### PROMPT
Revise the lines so that every "row-label" becomes "row-heading", with nothing else changed.

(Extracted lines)

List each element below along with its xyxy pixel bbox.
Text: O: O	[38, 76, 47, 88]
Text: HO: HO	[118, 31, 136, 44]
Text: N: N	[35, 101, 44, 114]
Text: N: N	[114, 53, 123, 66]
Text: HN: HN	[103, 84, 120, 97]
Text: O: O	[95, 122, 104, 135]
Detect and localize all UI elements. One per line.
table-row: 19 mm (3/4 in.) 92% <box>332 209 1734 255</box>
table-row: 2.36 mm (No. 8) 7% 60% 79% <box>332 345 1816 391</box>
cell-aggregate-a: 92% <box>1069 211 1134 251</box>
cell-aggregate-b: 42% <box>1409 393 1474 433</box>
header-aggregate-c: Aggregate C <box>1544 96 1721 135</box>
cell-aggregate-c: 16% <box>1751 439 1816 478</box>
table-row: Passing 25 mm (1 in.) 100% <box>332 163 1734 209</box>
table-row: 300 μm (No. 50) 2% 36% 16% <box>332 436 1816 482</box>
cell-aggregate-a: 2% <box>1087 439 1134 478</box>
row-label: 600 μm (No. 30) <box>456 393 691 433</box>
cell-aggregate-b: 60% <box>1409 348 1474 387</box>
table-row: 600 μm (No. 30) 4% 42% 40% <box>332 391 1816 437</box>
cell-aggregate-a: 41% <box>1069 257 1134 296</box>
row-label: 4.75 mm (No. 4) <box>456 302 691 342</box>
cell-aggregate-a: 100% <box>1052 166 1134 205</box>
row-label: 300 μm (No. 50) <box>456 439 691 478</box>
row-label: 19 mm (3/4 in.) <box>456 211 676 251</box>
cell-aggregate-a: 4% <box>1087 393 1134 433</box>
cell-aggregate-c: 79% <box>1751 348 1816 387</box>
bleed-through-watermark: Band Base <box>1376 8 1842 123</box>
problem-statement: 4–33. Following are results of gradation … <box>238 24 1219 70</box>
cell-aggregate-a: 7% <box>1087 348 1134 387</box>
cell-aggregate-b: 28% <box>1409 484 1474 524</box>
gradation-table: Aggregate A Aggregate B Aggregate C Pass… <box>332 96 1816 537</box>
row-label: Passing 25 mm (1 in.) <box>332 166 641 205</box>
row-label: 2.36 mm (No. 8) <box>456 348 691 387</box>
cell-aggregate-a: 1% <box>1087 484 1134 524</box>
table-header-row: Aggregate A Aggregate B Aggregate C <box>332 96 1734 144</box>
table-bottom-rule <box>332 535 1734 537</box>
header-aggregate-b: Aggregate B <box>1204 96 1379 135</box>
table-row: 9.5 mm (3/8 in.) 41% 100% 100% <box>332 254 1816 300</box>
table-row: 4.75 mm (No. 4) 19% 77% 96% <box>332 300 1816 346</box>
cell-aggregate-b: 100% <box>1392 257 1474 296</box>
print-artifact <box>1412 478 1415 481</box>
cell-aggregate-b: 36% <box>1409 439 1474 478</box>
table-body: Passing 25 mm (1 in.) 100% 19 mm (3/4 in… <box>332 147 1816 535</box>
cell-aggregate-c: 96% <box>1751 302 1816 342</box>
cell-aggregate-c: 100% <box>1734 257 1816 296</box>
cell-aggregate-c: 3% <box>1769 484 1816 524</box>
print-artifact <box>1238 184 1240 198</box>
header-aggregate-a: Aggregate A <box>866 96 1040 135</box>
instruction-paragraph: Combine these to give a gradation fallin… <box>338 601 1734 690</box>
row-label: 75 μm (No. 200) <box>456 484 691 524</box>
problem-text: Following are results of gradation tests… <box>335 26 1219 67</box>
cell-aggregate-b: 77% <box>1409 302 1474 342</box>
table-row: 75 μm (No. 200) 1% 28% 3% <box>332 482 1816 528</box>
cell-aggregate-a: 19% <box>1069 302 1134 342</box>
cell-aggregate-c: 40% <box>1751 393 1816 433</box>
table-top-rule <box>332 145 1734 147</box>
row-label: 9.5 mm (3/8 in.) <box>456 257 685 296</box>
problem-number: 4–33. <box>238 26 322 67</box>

### RESPONSE BELOW
List each element below along with its xyxy pixel bbox.
Text: O: O	[38, 76, 47, 88]
Text: HO: HO	[118, 31, 136, 44]
Text: N: N	[35, 101, 44, 114]
Text: N: N	[114, 53, 123, 66]
Text: HN: HN	[103, 84, 120, 97]
Text: O: O	[95, 122, 104, 135]
Detect and localize all UI elements. One per line.
table-row: 19 mm (3/4 in.) 92% <box>332 209 1734 255</box>
table-row: 2.36 mm (No. 8) 7% 60% 79% <box>332 345 1816 391</box>
cell-aggregate-a: 92% <box>1069 211 1134 251</box>
cell-aggregate-b: 42% <box>1409 393 1474 433</box>
header-aggregate-c: Aggregate C <box>1544 96 1721 135</box>
cell-aggregate-c: 16% <box>1751 439 1816 478</box>
table-row: Passing 25 mm (1 in.) 100% <box>332 163 1734 209</box>
table-row: 300 μm (No. 50) 2% 36% 16% <box>332 436 1816 482</box>
cell-aggregate-a: 2% <box>1087 439 1134 478</box>
row-heading: 600 μm (No. 30) <box>456 393 691 433</box>
cell-aggregate-b: 60% <box>1409 348 1474 387</box>
table-row: 600 μm (No. 30) 4% 42% 40% <box>332 391 1816 437</box>
cell-aggregate-a: 41% <box>1069 257 1134 296</box>
row-heading: 4.75 mm (No. 4) <box>456 302 691 342</box>
cell-aggregate-a: 100% <box>1052 166 1134 205</box>
row-heading: 300 μm (No. 50) <box>456 439 691 478</box>
row-heading: 19 mm (3/4 in.) <box>456 211 676 251</box>
cell-aggregate-a: 4% <box>1087 393 1134 433</box>
cell-aggregate-c: 79% <box>1751 348 1816 387</box>
bleed-through-watermark: Band Base <box>1376 8 1842 123</box>
problem-statement: 4–33. Following are results of gradation … <box>238 24 1219 70</box>
cell-aggregate-a: 7% <box>1087 348 1134 387</box>
cell-aggregate-b: 28% <box>1409 484 1474 524</box>
gradation-table: Aggregate A Aggregate B Aggregate C Pass… <box>332 96 1816 537</box>
row-heading: Passing 25 mm (1 in.) <box>332 166 641 205</box>
row-heading: 2.36 mm (No. 8) <box>456 348 691 387</box>
cell-aggregate-a: 1% <box>1087 484 1134 524</box>
table-header-row: Aggregate A Aggregate B Aggregate C <box>332 96 1734 144</box>
table-bottom-rule <box>332 535 1734 537</box>
header-aggregate-b: Aggregate B <box>1204 96 1379 135</box>
table-row: 9.5 mm (3/8 in.) 41% 100% 100% <box>332 254 1816 300</box>
table-row: 4.75 mm (No. 4) 19% 77% 96% <box>332 300 1816 346</box>
cell-aggregate-b: 100% <box>1392 257 1474 296</box>
print-artifact <box>1412 478 1415 481</box>
cell-aggregate-b: 36% <box>1409 439 1474 478</box>
table-body: Passing 25 mm (1 in.) 100% 19 mm (3/4 in… <box>332 147 1816 535</box>
cell-aggregate-c: 96% <box>1751 302 1816 342</box>
cell-aggregate-c: 100% <box>1734 257 1816 296</box>
cell-aggregate-c: 3% <box>1769 484 1816 524</box>
print-artifact <box>1238 184 1240 198</box>
header-aggregate-a: Aggregate A <box>866 96 1040 135</box>
instruction-paragraph: Combine these to give a gradation fallin… <box>338 601 1734 690</box>
row-heading: 75 μm (No. 200) <box>456 484 691 524</box>
problem-text: Following are results of gradation tests… <box>335 26 1219 67</box>
cell-aggregate-b: 77% <box>1409 302 1474 342</box>
table-row: 75 μm (No. 200) 1% 28% 3% <box>332 482 1816 528</box>
cell-aggregate-a: 19% <box>1069 302 1134 342</box>
cell-aggregate-c: 40% <box>1751 393 1816 433</box>
table-top-rule <box>332 145 1734 147</box>
row-heading: 9.5 mm (3/8 in.) <box>456 257 685 296</box>
problem-number: 4–33. <box>238 26 322 67</box>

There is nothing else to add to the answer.